[Data records]
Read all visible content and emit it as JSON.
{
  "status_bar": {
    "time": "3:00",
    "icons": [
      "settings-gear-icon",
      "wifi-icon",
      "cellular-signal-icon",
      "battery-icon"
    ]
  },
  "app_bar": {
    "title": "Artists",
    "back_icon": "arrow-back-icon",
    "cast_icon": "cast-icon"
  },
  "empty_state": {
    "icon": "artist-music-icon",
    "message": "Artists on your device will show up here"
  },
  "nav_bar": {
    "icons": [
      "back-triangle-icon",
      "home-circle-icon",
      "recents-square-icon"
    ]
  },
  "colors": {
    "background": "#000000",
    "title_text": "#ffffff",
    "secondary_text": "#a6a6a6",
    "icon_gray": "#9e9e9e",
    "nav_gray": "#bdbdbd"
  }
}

---

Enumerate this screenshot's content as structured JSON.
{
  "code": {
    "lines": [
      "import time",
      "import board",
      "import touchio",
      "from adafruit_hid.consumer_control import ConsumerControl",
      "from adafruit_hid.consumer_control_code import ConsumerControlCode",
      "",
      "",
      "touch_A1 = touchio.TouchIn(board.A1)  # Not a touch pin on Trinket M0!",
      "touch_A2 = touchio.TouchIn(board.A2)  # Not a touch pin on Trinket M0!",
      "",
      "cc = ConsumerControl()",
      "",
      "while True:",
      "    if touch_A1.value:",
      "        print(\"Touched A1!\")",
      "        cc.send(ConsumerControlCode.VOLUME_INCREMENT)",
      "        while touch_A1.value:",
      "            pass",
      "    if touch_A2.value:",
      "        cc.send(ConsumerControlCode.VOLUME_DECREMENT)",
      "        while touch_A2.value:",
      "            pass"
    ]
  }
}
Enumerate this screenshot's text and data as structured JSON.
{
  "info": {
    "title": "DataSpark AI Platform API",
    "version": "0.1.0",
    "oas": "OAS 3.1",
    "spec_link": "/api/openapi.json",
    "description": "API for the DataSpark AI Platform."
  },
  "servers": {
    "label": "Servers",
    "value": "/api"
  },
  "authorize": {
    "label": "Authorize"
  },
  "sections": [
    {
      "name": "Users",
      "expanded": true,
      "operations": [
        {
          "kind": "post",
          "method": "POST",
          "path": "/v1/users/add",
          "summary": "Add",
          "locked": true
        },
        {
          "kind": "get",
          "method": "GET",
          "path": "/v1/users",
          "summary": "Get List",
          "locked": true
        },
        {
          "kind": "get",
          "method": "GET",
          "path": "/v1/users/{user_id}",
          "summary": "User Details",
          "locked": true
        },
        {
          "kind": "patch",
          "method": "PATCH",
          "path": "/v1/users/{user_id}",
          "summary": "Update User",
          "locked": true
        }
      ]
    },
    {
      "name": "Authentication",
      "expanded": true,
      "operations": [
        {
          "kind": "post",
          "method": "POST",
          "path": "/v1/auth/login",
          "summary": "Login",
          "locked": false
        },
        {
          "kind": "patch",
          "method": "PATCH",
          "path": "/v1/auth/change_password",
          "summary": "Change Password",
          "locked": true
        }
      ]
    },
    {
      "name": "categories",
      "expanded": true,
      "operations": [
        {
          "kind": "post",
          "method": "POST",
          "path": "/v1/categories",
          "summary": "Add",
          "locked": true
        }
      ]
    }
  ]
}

| Set problem |
List all lines where "board" occurs.

| Task output |
      "import board",
      "touch_A1 = touchio.TouchIn(board.A1)  # Not a touch pin on Trinket M0!",
      "touch_A2 = touchio.TouchIn(board.A2)  # Not a touch pin on Trinket M0!",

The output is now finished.